EXERCISE DIRECTIONS:
Reproduce all of the material below, replacing every occurrence of "Volbx" with "DataView" and leaving everything else unchanged.

[Start]

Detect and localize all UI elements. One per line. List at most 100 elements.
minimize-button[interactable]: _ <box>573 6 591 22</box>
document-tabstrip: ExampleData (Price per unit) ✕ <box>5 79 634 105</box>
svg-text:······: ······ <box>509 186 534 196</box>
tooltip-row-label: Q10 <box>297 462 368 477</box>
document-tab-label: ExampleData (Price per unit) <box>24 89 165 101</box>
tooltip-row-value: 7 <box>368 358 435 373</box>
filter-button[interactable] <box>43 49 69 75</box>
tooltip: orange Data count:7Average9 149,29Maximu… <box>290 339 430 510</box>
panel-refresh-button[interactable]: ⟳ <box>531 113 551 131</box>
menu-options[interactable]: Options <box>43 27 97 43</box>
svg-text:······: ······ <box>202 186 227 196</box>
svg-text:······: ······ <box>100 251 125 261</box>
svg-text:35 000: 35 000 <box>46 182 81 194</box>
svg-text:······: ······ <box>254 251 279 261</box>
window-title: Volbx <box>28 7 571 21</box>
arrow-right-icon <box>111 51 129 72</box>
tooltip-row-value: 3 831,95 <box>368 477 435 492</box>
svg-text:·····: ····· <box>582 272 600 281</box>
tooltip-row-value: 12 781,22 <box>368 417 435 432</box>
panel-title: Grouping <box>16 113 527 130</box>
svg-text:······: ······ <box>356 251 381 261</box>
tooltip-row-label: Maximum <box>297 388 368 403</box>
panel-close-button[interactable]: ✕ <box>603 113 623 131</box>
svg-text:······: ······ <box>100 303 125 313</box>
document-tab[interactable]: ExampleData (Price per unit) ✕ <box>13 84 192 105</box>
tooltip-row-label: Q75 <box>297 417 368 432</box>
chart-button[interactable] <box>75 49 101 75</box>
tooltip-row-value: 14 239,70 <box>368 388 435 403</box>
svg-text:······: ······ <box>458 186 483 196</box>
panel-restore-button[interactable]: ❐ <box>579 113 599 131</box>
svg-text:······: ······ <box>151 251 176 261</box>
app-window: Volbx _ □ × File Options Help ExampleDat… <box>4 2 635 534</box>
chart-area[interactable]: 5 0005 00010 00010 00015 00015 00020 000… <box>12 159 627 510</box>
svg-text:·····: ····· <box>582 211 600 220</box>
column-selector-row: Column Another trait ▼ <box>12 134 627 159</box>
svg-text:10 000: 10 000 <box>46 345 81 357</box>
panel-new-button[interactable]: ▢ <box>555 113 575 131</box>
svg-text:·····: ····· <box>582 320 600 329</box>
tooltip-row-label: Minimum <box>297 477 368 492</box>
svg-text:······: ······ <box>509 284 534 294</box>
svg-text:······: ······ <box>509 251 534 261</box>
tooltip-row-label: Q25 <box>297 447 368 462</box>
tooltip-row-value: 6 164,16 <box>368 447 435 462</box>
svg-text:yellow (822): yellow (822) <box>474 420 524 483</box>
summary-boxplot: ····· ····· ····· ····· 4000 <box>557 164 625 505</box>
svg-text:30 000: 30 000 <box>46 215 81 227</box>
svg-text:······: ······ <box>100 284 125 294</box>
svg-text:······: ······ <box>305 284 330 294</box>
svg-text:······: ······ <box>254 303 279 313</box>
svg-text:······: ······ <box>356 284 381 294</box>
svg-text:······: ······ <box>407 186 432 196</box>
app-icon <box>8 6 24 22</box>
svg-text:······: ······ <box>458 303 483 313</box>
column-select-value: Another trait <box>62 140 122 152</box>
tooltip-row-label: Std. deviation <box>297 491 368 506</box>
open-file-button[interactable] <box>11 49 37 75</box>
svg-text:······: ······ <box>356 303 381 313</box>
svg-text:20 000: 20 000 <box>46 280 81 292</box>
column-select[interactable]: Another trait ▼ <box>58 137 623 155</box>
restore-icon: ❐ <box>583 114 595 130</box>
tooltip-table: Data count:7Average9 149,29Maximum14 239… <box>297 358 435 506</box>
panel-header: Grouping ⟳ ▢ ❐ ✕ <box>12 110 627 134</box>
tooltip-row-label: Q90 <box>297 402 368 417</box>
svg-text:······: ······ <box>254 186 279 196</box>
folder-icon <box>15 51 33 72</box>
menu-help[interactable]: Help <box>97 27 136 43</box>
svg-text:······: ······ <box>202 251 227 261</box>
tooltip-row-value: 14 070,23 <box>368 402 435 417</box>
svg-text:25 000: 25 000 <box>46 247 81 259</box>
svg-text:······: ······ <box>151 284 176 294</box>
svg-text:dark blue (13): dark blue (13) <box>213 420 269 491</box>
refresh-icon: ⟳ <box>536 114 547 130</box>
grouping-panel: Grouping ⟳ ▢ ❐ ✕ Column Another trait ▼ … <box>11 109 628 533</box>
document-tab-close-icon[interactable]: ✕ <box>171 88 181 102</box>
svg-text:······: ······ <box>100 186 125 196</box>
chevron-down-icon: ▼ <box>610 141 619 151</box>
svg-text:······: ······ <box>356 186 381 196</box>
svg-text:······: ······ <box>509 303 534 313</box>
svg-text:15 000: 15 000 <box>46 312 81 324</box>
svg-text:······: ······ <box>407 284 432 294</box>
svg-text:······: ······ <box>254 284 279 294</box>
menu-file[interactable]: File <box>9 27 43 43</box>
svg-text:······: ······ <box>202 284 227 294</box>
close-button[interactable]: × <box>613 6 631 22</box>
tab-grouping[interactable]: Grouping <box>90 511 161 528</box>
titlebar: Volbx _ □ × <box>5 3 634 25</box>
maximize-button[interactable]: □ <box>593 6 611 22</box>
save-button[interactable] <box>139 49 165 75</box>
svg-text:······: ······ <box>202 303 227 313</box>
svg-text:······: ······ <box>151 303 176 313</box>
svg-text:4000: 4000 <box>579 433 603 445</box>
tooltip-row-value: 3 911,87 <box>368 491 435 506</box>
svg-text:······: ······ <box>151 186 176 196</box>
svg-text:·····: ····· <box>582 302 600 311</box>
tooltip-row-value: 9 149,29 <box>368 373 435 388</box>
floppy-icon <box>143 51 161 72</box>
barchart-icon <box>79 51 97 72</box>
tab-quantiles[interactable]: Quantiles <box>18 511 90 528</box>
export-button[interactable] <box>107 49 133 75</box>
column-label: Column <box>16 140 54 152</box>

[End]

THE RESPONSE:
Detect and localize all UI elements. One per line. List at most 100 elements.
minimize-button[interactable]: _ <box>573 6 591 22</box>
document-tabstrip: ExampleData (Price per unit) ✕ <box>5 79 634 105</box>
svg-text:······: ······ <box>509 186 534 196</box>
tooltip-row-label: Q10 <box>297 462 368 477</box>
document-tab-label: ExampleData (Price per unit) <box>24 89 165 101</box>
tooltip-row-value: 7 <box>368 358 435 373</box>
filter-button[interactable] <box>43 49 69 75</box>
tooltip: orange Data count:7Average9 149,29Maximu… <box>290 339 430 510</box>
panel-refresh-button[interactable]: ⟳ <box>531 113 551 131</box>
menu-options[interactable]: Options <box>43 27 97 43</box>
svg-text:······: ······ <box>202 186 227 196</box>
svg-text:······: ······ <box>100 251 125 261</box>
svg-text:35 000: 35 000 <box>46 182 81 194</box>
svg-text:······: ······ <box>254 251 279 261</box>
window-title: DataView <box>28 7 571 21</box>
arrow-right-icon <box>111 51 129 72</box>
tooltip-row-value: 3 831,95 <box>368 477 435 492</box>
svg-text:·····: ····· <box>582 272 600 281</box>
tooltip-row-value: 12 781,22 <box>368 417 435 432</box>
panel-title: Grouping <box>16 113 527 130</box>
svg-text:······: ······ <box>356 251 381 261</box>
tooltip-row-label: Maximum <box>297 388 368 403</box>
panel-close-button[interactable]: ✕ <box>603 113 623 131</box>
svg-text:······: ······ <box>100 303 125 313</box>
document-tab[interactable]: ExampleData (Price per unit) ✕ <box>13 84 192 105</box>
tooltip-row-label: Q75 <box>297 417 368 432</box>
chart-button[interactable] <box>75 49 101 75</box>
tooltip-row-value: 14 239,70 <box>368 388 435 403</box>
svg-text:······: ······ <box>458 186 483 196</box>
panel-restore-button[interactable]: ❐ <box>579 113 599 131</box>
svg-text:······: ······ <box>151 251 176 261</box>
app-window: DataView _ □ × File Options Help ExampleDat… <box>4 2 635 534</box>
chart-area[interactable]: 5 0005 00010 00010 00015 00015 00020 000… <box>12 159 627 510</box>
svg-text:·····: ····· <box>582 211 600 220</box>
column-selector-row: Column Another trait ▼ <box>12 134 627 159</box>
svg-text:10 000: 10 000 <box>46 345 81 357</box>
panel-new-button[interactable]: ▢ <box>555 113 575 131</box>
svg-text:·····: ····· <box>582 320 600 329</box>
tooltip-row-label: Minimum <box>297 477 368 492</box>
svg-text:······: ······ <box>509 284 534 294</box>
svg-text:······: ······ <box>509 251 534 261</box>
tooltip-row-label: Q25 <box>297 447 368 462</box>
tooltip-row-value: 6 164,16 <box>368 447 435 462</box>
svg-text:yellow (822): yellow (822) <box>474 420 524 483</box>
summary-boxplot: ····· ····· ····· ····· 4000 <box>557 164 625 505</box>
svg-text:30 000: 30 000 <box>46 215 81 227</box>
svg-text:······: ······ <box>100 284 125 294</box>
svg-text:······: ······ <box>305 284 330 294</box>
svg-text:······: ······ <box>254 303 279 313</box>
svg-text:······: ······ <box>356 284 381 294</box>
svg-text:······: ······ <box>407 186 432 196</box>
app-icon <box>8 6 24 22</box>
svg-text:······: ······ <box>458 303 483 313</box>
column-select-value: Another trait <box>62 140 122 152</box>
tooltip-row-label: Std. deviation <box>297 491 368 506</box>
open-file-button[interactable] <box>11 49 37 75</box>
svg-text:······: ······ <box>356 303 381 313</box>
svg-text:20 000: 20 000 <box>46 280 81 292</box>
column-select[interactable]: Another trait ▼ <box>58 137 623 155</box>
restore-icon: ❐ <box>583 114 595 130</box>
tooltip-table: Data count:7Average9 149,29Maximum14 239… <box>297 358 435 506</box>
panel-header: Grouping ⟳ ▢ ❐ ✕ <box>12 110 627 134</box>
tooltip-row-label: Q90 <box>297 402 368 417</box>
svg-text:······: ······ <box>254 186 279 196</box>
folder-icon <box>15 51 33 72</box>
menu-help[interactable]: Help <box>97 27 136 43</box>
svg-text:······: ······ <box>202 251 227 261</box>
tooltip-row-value: 14 070,23 <box>368 402 435 417</box>
svg-text:25 000: 25 000 <box>46 247 81 259</box>
svg-text:······: ······ <box>151 284 176 294</box>
svg-text:dark blue (13): dark blue (13) <box>213 420 269 491</box>
refresh-icon: ⟳ <box>536 114 547 130</box>
grouping-panel: Grouping ⟳ ▢ ❐ ✕ Column Another trait ▼ … <box>11 109 628 533</box>
document-tab-close-icon[interactable]: ✕ <box>171 88 181 102</box>
svg-text:······: ······ <box>100 186 125 196</box>
chevron-down-icon: ▼ <box>610 141 619 151</box>
svg-text:······: ······ <box>356 186 381 196</box>
svg-text:······: ······ <box>509 303 534 313</box>
svg-text:15 000: 15 000 <box>46 312 81 324</box>
svg-text:······: ······ <box>407 284 432 294</box>
svg-text:······: ······ <box>254 284 279 294</box>
menu-file[interactable]: File <box>9 27 43 43</box>
svg-text:······: ······ <box>202 284 227 294</box>
close-button[interactable]: × <box>613 6 631 22</box>
tab-grouping[interactable]: Grouping <box>90 511 161 528</box>
titlebar: DataView _ □ × <box>5 3 634 25</box>
maximize-button[interactable]: □ <box>593 6 611 22</box>
save-button[interactable] <box>139 49 165 75</box>
svg-text:······: ······ <box>202 303 227 313</box>
svg-text:······: ······ <box>151 303 176 313</box>
svg-text:4000: 4000 <box>579 433 603 445</box>
tooltip-row-value: 3 911,87 <box>368 491 435 506</box>
svg-text:······: ······ <box>151 186 176 196</box>
svg-text:·····: ····· <box>582 302 600 311</box>
tooltip-row-value: 9 149,29 <box>368 373 435 388</box>
floppy-icon <box>143 51 161 72</box>
barchart-icon <box>79 51 97 72</box>
tab-quantiles[interactable]: Quantiles <box>18 511 90 528</box>
export-button[interactable] <box>107 49 133 75</box>
column-label: Column <box>16 140 54 152</box>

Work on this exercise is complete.